* 課題: リストの先頭から「ok-button[interactable]: OK <box>707」を含む行までを、両端の行も含めてそのまま書き写してください。

リストの一部:
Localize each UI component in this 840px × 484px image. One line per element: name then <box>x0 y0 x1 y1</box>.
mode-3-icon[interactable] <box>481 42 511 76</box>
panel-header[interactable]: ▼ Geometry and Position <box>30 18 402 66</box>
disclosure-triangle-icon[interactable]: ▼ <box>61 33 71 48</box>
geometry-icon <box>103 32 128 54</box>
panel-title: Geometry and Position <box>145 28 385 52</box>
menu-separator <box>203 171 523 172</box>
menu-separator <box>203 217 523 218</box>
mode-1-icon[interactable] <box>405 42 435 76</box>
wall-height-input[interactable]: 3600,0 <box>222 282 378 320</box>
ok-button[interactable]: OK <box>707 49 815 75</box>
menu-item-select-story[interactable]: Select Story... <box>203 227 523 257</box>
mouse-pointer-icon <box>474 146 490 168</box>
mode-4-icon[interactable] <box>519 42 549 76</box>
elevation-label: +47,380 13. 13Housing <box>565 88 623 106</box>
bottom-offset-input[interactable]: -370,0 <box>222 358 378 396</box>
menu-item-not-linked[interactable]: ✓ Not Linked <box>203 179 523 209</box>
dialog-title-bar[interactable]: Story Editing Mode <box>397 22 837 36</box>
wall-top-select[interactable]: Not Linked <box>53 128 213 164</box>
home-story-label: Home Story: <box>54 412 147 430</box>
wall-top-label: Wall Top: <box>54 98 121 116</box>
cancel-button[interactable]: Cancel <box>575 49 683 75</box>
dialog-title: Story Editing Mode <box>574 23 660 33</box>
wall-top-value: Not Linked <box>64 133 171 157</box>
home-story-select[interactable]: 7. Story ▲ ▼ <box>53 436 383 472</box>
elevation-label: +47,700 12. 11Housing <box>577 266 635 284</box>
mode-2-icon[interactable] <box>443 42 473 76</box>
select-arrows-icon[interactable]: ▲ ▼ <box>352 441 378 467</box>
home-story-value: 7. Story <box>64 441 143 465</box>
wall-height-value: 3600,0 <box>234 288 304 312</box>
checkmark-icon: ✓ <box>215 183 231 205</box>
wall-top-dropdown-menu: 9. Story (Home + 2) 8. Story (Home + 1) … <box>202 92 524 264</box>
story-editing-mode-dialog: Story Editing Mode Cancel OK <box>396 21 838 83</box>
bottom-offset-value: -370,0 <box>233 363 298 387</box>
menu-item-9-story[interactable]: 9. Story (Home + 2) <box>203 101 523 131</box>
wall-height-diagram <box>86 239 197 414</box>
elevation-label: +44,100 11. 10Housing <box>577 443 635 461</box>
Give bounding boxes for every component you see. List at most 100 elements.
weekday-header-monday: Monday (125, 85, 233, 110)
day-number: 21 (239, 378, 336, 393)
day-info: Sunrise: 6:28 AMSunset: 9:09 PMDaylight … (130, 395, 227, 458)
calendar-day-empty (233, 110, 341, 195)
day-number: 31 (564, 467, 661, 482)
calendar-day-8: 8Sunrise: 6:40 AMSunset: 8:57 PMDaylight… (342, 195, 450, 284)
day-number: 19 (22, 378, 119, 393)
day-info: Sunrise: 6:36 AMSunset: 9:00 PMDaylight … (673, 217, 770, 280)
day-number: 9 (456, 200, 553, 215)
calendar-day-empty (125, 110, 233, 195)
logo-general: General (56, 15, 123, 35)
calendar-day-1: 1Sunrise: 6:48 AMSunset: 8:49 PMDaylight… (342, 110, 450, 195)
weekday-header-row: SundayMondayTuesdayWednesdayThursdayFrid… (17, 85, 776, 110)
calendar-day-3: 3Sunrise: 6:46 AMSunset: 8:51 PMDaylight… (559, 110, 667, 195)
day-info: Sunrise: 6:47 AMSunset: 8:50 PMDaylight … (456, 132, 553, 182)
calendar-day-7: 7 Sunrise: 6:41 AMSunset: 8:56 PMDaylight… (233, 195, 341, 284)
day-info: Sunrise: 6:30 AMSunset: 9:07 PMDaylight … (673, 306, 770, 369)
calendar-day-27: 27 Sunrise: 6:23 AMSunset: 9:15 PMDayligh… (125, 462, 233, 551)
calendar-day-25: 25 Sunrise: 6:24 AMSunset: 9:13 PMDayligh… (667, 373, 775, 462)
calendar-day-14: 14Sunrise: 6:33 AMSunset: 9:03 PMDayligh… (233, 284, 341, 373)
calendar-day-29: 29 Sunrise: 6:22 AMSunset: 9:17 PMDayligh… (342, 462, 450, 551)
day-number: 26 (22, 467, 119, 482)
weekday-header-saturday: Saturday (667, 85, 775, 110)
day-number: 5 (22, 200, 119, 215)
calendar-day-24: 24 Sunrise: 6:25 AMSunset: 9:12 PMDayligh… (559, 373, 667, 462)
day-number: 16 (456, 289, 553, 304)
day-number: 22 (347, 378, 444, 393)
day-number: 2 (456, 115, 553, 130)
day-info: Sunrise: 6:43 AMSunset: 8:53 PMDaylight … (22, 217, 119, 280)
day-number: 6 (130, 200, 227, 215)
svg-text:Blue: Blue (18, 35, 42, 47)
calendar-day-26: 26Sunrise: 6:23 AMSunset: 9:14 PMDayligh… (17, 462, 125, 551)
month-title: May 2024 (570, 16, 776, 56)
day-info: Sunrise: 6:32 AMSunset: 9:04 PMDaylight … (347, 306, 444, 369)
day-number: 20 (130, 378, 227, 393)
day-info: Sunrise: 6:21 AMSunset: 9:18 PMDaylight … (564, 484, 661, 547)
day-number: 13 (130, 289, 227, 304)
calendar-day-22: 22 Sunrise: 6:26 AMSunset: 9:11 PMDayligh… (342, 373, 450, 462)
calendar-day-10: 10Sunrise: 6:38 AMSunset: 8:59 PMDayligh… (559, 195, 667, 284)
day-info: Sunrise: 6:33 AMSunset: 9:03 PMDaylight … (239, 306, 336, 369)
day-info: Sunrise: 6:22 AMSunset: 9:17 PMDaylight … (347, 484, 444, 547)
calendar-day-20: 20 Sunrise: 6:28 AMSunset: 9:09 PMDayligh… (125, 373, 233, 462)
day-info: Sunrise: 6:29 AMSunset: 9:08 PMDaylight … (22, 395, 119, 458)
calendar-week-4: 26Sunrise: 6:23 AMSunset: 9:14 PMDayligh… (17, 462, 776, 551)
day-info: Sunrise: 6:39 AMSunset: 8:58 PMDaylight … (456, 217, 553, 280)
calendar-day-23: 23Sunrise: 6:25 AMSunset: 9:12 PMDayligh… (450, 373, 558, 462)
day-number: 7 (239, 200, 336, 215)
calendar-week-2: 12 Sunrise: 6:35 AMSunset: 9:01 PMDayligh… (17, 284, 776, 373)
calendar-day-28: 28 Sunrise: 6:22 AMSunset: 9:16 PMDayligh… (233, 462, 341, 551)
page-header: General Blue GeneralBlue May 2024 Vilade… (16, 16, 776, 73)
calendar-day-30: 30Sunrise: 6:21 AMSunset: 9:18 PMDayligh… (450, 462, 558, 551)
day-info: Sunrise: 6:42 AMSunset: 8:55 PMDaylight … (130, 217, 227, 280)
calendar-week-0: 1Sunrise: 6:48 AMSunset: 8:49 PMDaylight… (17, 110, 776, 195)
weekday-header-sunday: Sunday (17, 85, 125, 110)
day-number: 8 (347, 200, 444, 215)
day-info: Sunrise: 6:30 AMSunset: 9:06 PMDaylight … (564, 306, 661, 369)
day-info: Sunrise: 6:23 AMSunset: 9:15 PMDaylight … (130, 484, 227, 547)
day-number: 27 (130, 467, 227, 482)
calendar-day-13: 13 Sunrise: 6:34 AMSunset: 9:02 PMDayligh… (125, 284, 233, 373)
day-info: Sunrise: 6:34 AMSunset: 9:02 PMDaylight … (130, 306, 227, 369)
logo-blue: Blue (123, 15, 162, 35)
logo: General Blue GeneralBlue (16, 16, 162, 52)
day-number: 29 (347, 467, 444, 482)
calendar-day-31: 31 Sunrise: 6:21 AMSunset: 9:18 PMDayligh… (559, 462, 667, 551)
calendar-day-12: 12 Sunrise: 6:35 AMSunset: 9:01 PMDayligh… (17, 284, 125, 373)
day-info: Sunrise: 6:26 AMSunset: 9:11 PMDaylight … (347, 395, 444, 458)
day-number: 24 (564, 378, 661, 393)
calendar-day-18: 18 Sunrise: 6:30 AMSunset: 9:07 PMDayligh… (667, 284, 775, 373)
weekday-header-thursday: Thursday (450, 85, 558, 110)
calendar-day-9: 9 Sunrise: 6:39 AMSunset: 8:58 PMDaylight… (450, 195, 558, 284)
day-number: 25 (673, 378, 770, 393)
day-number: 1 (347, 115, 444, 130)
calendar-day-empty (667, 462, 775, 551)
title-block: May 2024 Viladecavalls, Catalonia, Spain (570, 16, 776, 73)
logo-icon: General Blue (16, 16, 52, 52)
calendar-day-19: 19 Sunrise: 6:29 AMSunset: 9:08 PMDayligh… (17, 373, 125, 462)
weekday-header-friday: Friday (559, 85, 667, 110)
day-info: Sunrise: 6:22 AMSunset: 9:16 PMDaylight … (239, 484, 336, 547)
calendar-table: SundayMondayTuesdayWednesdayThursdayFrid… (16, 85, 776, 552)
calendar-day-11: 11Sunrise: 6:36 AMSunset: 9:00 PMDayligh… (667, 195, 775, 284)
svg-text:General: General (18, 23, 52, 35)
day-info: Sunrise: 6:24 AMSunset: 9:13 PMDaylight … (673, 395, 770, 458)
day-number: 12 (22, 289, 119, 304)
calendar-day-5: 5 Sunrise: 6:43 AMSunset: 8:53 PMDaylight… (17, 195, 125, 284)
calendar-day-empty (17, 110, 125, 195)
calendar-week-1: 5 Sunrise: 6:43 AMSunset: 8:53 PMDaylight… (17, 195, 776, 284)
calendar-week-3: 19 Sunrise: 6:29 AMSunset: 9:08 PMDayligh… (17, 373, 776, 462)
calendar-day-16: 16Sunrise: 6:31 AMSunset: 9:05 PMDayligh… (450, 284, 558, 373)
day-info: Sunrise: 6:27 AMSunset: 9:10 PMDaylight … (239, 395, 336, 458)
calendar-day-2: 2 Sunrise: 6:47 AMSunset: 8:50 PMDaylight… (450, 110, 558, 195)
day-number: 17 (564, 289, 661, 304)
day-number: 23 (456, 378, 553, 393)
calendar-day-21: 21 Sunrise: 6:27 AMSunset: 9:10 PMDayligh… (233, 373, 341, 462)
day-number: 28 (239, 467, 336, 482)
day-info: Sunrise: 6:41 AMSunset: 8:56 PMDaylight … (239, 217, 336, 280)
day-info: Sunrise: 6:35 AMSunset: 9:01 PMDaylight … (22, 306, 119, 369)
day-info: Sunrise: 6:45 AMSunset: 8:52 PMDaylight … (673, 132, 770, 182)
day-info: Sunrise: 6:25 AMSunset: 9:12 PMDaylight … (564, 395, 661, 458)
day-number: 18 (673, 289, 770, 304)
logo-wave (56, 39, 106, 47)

* 正解:
Localize each UI component in this 840px × 484px image. One line per element: name then <box>x0 y0 x1 y1</box>.
mode-3-icon[interactable] <box>481 42 511 76</box>
panel-header[interactable]: ▼ Geometry and Position <box>30 18 402 66</box>
disclosure-triangle-icon[interactable]: ▼ <box>61 33 71 48</box>
geometry-icon <box>103 32 128 54</box>
panel-title: Geometry and Position <box>145 28 385 52</box>
menu-separator <box>203 171 523 172</box>
menu-separator <box>203 217 523 218</box>
mode-1-icon[interactable] <box>405 42 435 76</box>
wall-height-input[interactable]: 3600,0 <box>222 282 378 320</box>
ok-button[interactable]: OK <box>707 49 815 75</box>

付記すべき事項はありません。